** Start of Input rows **
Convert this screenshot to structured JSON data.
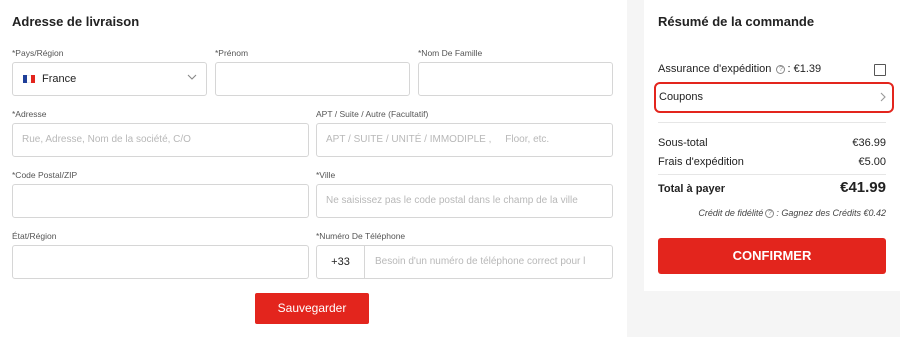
{
  "shipping": {
    "title": "Adresse de livraison",
    "country": {
      "label": "*Pays/Région",
      "value": "France",
      "flag_colors": [
        "#1f3f99",
        "#ffffff",
        "#e3251d"
      ]
    },
    "firstname": {
      "label": "*Prénom",
      "placeholder": ""
    },
    "lastname": {
      "label": "*Nom De Famille",
      "placeholder": ""
    },
    "address": {
      "label": "*Adresse",
      "placeholder": "Rue, Adresse, Nom de la société, C/O"
    },
    "apt": {
      "label": "APT / Suite / Autre (Facultatif)",
      "placeholder": "APT / SUITE / UNITÉ / IMMODIPLE ,     Floor, etc."
    },
    "zip": {
      "label": "*Code Postal/ZIP",
      "placeholder": ""
    },
    "city": {
      "label": "*Ville",
      "placeholder": "Ne saisissez pas le code postal dans le champ de la ville"
    },
    "state": {
      "label": "État/Région",
      "placeholder": ""
    },
    "phone": {
      "label": "*Numéro De Téléphone",
      "prefix": "+33",
      "placeholder": "Besoin d'un numéro de téléphone correct pour l"
    },
    "save_label": "Sauvegarder"
  },
  "summary": {
    "title": "Résumé de la commande",
    "insurance_label": "Assurance d'expédition",
    "insurance_price": ": €1.39",
    "insurance_checked": false,
    "coupons_label": "Coupons",
    "subtotal_label": "Sous-total",
    "subtotal_value": "€36.99",
    "shipping_label": "Frais d'expédition",
    "shipping_value": "€5.00",
    "total_label": "Total à payer",
    "total_value": "€41.99",
    "loyalty_prefix": "Crédit de fidélité",
    "loyalty_text": ": Gagnez des Crédits €0.42",
    "confirm_label": "CONFIRMER"
  },
  "colors": {
    "accent": "#e3251d",
    "border": "#d6d6d6",
    "panel_bg": "#f5f5f5"
  }
}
** End of Input rows **
▶ [Required work] Using the data above, print every line exactly, omitting pictures.

▶ [Solved exercise]
Convert this screenshot to structured JSON data.
{
  "shipping": {
    "title": "Adresse de livraison",
    "country": {
      "label": "*Pays/Région",
      "value": "France",
      "flag_colors": [
        "#1f3f99",
        "#ffffff",
        "#e3251d"
      ]
    },
    "firstname": {
      "label": "*Prénom",
      "placeholder": ""
    },
    "lastname": {
      "label": "*Nom De Famille",
      "placeholder": ""
    },
    "address": {
      "label": "*Adresse",
      "placeholder": "Rue, Adresse, Nom de la société, C/O"
    },
    "apt": {
      "label": "APT / Suite / Autre (Facultatif)",
      "placeholder": "APT / SUITE / UNITÉ / IMMODIPLE ,     Floor, etc."
    },
    "zip": {
      "label": "*Code Postal/ZIP",
      "placeholder": ""
    },
    "city": {
      "label": "*Ville",
      "placeholder": "Ne saisissez pas le code postal dans le champ de la ville"
    },
    "state": {
      "label": "État/Région",
      "placeholder": ""
    },
    "phone": {
      "label": "*Numéro De Téléphone",
      "prefix": "+33",
      "placeholder": "Besoin d'un numéro de téléphone correct pour l"
    },
    "save_label": "Sauvegarder"
  },
  "summary": {
    "title": "Résumé de la commande",
    "insurance_label": "Assurance d'expédition",
    "insurance_price": ": €1.39",
    "insurance_checked": false,
    "coupons_label": "Coupons",
    "subtotal_label": "Sous-total",
    "subtotal_value": "€36.99",
    "shipping_label": "Frais d'expédition",
    "shipping_value": "€5.00",
    "total_label": "Total à payer",
    "total_value": "€41.99",
    "loyalty_prefix": "Crédit de fidélité",
    "loyalty_text": ": Gagnez des Crédits €0.42",
    "confirm_label": "CONFIRMER"
  },
  "colors": {
    "accent": "#e3251d",
    "border": "#d6d6d6",
    "panel_bg": "#f5f5f5"
  }
}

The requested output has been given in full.